Transcribed document page entries:
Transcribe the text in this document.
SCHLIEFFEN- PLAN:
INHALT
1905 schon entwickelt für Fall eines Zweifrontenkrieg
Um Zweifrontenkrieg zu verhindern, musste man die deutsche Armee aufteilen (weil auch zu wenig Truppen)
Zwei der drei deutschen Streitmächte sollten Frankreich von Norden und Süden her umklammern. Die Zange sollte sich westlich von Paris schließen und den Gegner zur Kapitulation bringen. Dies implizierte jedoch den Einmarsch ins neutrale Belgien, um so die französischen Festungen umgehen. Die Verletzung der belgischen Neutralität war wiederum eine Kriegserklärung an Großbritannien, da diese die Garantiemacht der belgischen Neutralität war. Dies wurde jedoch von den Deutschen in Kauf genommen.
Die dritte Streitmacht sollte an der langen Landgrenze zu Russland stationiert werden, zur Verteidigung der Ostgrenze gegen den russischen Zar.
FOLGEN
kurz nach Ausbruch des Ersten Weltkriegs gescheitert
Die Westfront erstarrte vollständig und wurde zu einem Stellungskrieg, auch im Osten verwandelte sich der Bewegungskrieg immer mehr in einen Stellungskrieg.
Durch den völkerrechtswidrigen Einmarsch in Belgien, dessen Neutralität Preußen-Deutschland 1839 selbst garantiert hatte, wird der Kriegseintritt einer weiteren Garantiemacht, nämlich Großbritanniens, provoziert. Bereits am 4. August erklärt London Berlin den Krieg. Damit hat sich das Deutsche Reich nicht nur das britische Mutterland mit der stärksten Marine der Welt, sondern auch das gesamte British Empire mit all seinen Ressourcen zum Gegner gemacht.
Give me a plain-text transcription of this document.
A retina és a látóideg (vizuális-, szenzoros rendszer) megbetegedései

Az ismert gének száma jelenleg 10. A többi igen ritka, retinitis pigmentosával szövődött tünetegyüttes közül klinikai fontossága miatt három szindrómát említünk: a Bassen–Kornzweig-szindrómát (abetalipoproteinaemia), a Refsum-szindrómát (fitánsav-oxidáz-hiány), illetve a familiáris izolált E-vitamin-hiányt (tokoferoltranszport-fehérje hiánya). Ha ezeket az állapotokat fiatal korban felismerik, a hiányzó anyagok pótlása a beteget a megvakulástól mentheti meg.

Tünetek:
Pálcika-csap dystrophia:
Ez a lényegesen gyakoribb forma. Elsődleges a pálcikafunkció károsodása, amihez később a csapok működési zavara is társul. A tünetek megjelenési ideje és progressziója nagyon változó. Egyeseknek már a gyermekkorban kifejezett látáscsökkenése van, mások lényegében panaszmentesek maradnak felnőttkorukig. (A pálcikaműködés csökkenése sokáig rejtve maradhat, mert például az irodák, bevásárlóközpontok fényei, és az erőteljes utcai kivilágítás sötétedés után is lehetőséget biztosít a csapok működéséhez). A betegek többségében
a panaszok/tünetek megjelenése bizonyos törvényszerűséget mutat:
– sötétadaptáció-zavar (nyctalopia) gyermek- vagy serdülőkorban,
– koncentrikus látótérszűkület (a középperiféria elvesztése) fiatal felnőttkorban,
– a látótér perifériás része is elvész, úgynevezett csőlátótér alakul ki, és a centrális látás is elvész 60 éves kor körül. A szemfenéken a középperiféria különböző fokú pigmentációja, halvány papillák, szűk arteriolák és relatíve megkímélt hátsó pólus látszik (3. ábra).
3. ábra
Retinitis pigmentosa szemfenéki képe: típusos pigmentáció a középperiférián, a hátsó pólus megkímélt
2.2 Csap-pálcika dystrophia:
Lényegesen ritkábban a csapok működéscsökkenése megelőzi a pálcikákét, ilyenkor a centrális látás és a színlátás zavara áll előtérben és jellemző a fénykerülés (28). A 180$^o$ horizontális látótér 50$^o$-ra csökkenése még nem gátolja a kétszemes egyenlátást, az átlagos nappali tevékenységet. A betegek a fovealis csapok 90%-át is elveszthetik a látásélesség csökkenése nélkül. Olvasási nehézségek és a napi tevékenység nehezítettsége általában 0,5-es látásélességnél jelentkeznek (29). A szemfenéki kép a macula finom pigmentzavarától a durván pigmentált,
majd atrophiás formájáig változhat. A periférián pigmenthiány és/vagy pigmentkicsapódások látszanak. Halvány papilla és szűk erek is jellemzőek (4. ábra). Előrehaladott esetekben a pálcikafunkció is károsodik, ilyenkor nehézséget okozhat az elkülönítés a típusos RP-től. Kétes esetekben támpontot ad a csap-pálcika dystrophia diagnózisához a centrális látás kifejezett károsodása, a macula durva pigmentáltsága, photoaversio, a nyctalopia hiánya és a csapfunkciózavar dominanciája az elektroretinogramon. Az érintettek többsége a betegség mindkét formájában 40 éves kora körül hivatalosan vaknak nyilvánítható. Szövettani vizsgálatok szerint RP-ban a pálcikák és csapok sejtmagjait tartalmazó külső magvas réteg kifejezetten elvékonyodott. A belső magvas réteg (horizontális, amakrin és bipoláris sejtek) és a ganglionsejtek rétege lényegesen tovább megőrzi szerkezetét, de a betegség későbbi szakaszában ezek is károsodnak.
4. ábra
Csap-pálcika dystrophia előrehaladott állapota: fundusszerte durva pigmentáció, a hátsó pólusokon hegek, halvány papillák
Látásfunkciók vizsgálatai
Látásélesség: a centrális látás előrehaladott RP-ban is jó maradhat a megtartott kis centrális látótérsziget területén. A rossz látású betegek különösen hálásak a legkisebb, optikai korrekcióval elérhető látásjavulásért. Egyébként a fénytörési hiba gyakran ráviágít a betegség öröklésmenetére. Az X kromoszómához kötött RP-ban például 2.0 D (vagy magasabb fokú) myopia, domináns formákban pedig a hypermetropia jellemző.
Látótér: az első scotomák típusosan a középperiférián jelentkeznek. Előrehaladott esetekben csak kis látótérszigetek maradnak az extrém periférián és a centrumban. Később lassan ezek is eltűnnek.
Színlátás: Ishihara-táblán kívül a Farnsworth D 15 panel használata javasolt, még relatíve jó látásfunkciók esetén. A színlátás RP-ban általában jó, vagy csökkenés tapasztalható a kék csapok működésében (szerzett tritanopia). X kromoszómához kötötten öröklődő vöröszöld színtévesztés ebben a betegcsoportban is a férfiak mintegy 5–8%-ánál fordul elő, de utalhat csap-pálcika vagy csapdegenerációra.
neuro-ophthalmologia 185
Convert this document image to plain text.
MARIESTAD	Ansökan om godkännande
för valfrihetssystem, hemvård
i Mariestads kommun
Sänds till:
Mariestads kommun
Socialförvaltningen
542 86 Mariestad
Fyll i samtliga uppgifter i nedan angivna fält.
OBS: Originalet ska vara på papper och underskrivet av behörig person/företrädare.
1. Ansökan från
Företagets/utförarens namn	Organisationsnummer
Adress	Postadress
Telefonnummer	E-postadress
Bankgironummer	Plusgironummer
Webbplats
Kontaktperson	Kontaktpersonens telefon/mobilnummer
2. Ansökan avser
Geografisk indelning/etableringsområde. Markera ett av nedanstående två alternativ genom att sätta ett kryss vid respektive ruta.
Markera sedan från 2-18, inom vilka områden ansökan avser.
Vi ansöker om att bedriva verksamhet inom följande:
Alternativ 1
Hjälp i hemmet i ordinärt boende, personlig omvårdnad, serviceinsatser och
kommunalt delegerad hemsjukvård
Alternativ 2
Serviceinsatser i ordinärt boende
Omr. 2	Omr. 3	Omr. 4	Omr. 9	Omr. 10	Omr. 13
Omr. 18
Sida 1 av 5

EXERCISE REQUIREMENTS »
In the entries above, find each line containing the string "Markera" and copy it.

ANSWER TO THIS EXERCISE »
Geografisk indelning/etableringsområde. Markera ett av nedanstående två alternativ genom att sätta ett kryss vid respektive ruta.
Markera sedan från 2-18, inom vilka områden ansökan avser.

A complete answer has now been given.